MATERIAL PROVIDED:
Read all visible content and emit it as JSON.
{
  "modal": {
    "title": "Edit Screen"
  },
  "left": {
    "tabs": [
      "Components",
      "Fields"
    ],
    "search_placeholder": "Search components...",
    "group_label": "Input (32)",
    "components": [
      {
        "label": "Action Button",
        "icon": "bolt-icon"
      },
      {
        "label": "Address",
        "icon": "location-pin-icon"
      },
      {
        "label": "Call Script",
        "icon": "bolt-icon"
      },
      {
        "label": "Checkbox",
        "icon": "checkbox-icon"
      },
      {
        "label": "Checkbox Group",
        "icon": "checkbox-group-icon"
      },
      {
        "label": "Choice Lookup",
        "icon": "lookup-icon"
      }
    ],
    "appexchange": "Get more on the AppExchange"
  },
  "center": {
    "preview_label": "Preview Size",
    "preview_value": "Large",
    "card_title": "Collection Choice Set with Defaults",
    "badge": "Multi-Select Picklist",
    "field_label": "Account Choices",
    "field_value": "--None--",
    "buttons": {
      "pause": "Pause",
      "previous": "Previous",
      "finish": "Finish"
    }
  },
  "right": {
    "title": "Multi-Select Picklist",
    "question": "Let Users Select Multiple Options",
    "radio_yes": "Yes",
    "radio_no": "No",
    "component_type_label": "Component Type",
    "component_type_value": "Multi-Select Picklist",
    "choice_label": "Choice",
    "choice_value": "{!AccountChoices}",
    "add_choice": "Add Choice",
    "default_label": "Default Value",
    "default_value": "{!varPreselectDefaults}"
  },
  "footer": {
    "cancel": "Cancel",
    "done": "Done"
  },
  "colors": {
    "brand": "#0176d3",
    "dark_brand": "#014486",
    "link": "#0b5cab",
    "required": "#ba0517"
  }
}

WRITTEN REQUEST:
Return the material in full, exactly as shown.

RESPONSE TO THIS EXERCISE:
Read all visible content and emit it as JSON.
{
  "modal": {
    "title": "Edit Screen"
  },
  "left": {
    "tabs": [
      "Components",
      "Fields"
    ],
    "search_placeholder": "Search components...",
    "group_label": "Input (32)",
    "components": [
      {
        "label": "Action Button",
        "icon": "bolt-icon"
      },
      {
        "label": "Address",
        "icon": "location-pin-icon"
      },
      {
        "label": "Call Script",
        "icon": "bolt-icon"
      },
      {
        "label": "Checkbox",
        "icon": "checkbox-icon"
      },
      {
        "label": "Checkbox Group",
        "icon": "checkbox-group-icon"
      },
      {
        "label": "Choice Lookup",
        "icon": "lookup-icon"
      }
    ],
    "appexchange": "Get more on the AppExchange"
  },
  "center": {
    "preview_label": "Preview Size",
    "preview_value": "Large",
    "card_title": "Collection Choice Set with Defaults",
    "badge": "Multi-Select Picklist",
    "field_label": "Account Choices",
    "field_value": "--None--",
    "buttons": {
      "pause": "Pause",
      "previous": "Previous",
      "finish": "Finish"
    }
  },
  "right": {
    "title": "Multi-Select Picklist",
    "question": "Let Users Select Multiple Options",
    "radio_yes": "Yes",
    "radio_no": "No",
    "component_type_label": "Component Type",
    "component_type_value": "Multi-Select Picklist",
    "choice_label": "Choice",
    "choice_value": "{!AccountChoices}",
    "add_choice": "Add Choice",
    "default_label": "Default Value",
    "default_value": "{!varPreselectDefaults}"
  },
  "footer": {
    "cancel": "Cancel",
    "done": "Done"
  },
  "colors": {
    "brand": "#0176d3",
    "dark_brand": "#014486",
    "link": "#0b5cab",
    "required": "#ba0517"
  }
}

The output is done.